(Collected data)

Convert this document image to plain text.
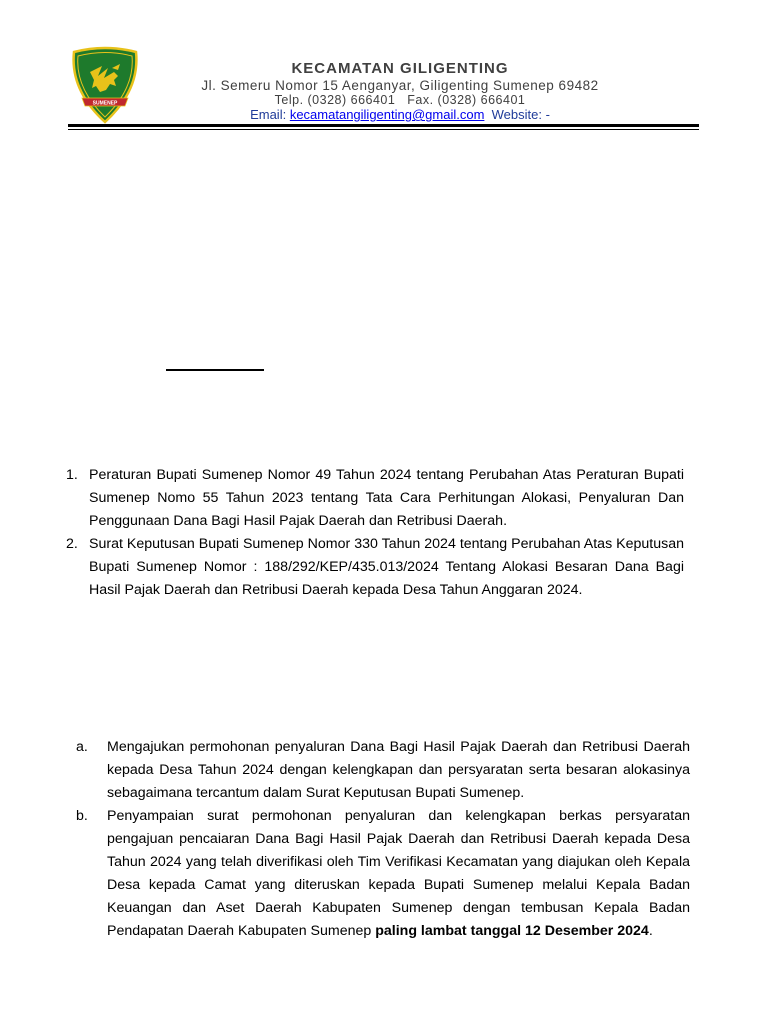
SUMENEP
KECAMATAN GILIGENTING
Jl. Semeru Nomor 15 Aenganyar, Giligenting Sumenep 69482
Telp. (0328) 666401   Fax. (0328) 666401
Email: kecamatangiligenting@gmail.com Website: -
1. Peraturan Bupati Sumenep Nomor 49 Tahun 2024 tentang Perubahan Atas Peraturan Bupati Sumenep Nomo 55 Tahun 2023 tentang Tata Cara Perhitungan Alokasi, Penyaluran Dan Penggunaan Dana Bagi Hasil Pajak Daerah dan Retribusi Daerah.
2. Surat Keputusan Bupati Sumenep Nomor 330 Tahun 2024 tentang Perubahan Atas Keputusan Bupati Sumenep Nomor : 188/292/KEP/435.013/2024 Tentang Alokasi Besaran Dana Bagi Hasil Pajak Daerah dan Retribusi Daerah kepada Desa Tahun Anggaran 2024.
a. Mengajukan permohonan penyaluran Dana Bagi Hasil Pajak Daerah dan Retribusi Daerah kepada Desa Tahun 2024 dengan kelengkapan dan persyaratan serta besaran alokasinya sebagaimana tercantum dalam Surat Keputusan Bupati Sumenep.
b. Penyampaian surat permohonan penyaluran dan kelengkapan berkas persyaratan pengajuan pencaiaran Dana Bagi Hasil Pajak Daerah dan Retribusi Daerah kepada Desa Tahun 2024 yang telah diverifikasi oleh Tim Verifikasi Kecamatan yang diajukan oleh Kepala Desa kepada Camat yang diteruskan kepada Bupati Sumenep melalui Kepala Badan Keuangan dan Aset Daerah Kabupaten Sumenep dengan tembusan Kepala Badan Pendapatan Daerah Kabupaten Sumenep paling lambat tanggal 12 Desember 2024.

**Brief:** Write out the whole listing again, exactly, with no pictures.

**Solved problem:**
Convert this document image to plain text.
SUMENEP
KECAMATAN GILIGENTING
Jl. Semeru Nomor 15 Aenganyar, Giligenting Sumenep 69482
Telp. (0328) 666401   Fax. (0328) 666401
Email: kecamatangiligenting@gmail.com Website: -
1. Peraturan Bupati Sumenep Nomor 49 Tahun 2024 tentang Perubahan Atas Peraturan Bupati Sumenep Nomo 55 Tahun 2023 tentang Tata Cara Perhitungan Alokasi, Penyaluran Dan Penggunaan Dana Bagi Hasil Pajak Daerah dan Retribusi Daerah.
2. Surat Keputusan Bupati Sumenep Nomor 330 Tahun 2024 tentang Perubahan Atas Keputusan Bupati Sumenep Nomor : 188/292/KEP/435.013/2024 Tentang Alokasi Besaran Dana Bagi Hasil Pajak Daerah dan Retribusi Daerah kepada Desa Tahun Anggaran 2024.
a. Mengajukan permohonan penyaluran Dana Bagi Hasil Pajak Daerah dan Retribusi Daerah kepada Desa Tahun 2024 dengan kelengkapan dan persyaratan serta besaran alokasinya sebagaimana tercantum dalam Surat Keputusan Bupati Sumenep.
b. Penyampaian surat permohonan penyaluran dan kelengkapan berkas persyaratan pengajuan pencaiaran Dana Bagi Hasil Pajak Daerah dan Retribusi Daerah kepada Desa Tahun 2024 yang telah diverifikasi oleh Tim Verifikasi Kecamatan yang diajukan oleh Kepala Desa kepada Camat yang diteruskan kepada Bupati Sumenep melalui Kepala Badan Keuangan dan Aset Daerah Kabupaten Sumenep dengan tembusan Kepala Badan Pendapatan Daerah Kabupaten Sumenep paling lambat tanggal 12 Desember 2024.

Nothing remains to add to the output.